--- What to produce ---
Determine the number of lines in the listing that include the string "drying"; the reply consists of that number only.

--- Data under study ---

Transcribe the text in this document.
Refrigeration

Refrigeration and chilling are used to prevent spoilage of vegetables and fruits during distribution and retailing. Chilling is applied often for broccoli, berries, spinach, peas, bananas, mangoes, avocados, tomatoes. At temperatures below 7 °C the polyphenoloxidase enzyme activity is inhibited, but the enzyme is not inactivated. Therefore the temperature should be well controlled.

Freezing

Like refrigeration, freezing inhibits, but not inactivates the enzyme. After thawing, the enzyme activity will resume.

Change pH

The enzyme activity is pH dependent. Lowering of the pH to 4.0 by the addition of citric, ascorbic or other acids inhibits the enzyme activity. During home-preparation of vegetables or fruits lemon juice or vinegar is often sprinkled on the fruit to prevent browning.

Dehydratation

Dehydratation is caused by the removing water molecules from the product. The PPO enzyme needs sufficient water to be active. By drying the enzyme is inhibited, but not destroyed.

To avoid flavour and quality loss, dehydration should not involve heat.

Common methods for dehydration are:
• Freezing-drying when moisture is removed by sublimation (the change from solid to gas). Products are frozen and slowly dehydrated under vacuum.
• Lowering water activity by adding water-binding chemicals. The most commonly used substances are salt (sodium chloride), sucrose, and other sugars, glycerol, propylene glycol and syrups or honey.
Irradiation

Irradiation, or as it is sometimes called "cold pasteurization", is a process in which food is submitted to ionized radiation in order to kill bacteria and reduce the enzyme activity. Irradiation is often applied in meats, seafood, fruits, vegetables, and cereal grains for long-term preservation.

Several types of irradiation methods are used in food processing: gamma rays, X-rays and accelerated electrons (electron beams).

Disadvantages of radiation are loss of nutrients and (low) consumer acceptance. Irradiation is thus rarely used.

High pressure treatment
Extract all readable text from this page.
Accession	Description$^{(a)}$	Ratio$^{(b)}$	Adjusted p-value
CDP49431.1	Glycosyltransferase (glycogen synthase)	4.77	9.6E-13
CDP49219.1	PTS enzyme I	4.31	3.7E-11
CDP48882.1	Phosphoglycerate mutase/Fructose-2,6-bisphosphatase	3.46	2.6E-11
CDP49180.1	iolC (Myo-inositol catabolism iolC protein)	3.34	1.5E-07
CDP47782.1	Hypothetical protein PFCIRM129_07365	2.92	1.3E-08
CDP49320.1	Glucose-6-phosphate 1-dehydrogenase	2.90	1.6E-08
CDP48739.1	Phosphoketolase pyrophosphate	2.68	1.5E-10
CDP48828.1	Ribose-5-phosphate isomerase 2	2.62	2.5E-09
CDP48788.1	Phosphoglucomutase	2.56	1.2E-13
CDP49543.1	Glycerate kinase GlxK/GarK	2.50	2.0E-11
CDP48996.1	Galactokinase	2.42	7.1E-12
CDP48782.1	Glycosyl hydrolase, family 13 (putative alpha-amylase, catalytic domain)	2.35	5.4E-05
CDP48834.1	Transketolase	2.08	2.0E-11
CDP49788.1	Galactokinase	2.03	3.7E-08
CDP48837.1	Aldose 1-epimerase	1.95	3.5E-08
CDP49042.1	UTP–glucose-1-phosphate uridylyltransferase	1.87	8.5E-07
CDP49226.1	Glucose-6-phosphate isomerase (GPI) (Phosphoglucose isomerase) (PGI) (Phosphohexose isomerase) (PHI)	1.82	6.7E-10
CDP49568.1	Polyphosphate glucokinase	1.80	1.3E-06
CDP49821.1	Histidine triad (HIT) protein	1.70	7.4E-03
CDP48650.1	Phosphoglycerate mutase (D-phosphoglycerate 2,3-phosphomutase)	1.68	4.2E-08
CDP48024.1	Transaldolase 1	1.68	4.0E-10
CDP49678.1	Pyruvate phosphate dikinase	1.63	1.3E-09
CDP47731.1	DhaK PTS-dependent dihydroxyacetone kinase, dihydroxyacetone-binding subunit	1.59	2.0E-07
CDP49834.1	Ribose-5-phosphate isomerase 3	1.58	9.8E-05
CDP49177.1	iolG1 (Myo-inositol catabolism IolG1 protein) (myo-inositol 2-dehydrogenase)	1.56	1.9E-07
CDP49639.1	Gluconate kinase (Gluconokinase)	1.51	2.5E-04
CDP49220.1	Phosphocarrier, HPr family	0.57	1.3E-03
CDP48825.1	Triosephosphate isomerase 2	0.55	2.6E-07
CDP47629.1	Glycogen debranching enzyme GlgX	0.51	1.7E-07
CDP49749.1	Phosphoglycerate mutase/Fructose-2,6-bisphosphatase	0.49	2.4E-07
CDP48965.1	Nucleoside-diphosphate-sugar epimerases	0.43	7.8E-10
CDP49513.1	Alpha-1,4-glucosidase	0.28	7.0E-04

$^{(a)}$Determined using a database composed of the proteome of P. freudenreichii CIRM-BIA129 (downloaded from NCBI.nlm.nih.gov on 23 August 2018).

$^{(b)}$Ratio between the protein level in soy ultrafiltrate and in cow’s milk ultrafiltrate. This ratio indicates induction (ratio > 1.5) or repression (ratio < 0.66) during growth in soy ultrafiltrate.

--- Answer space ---
2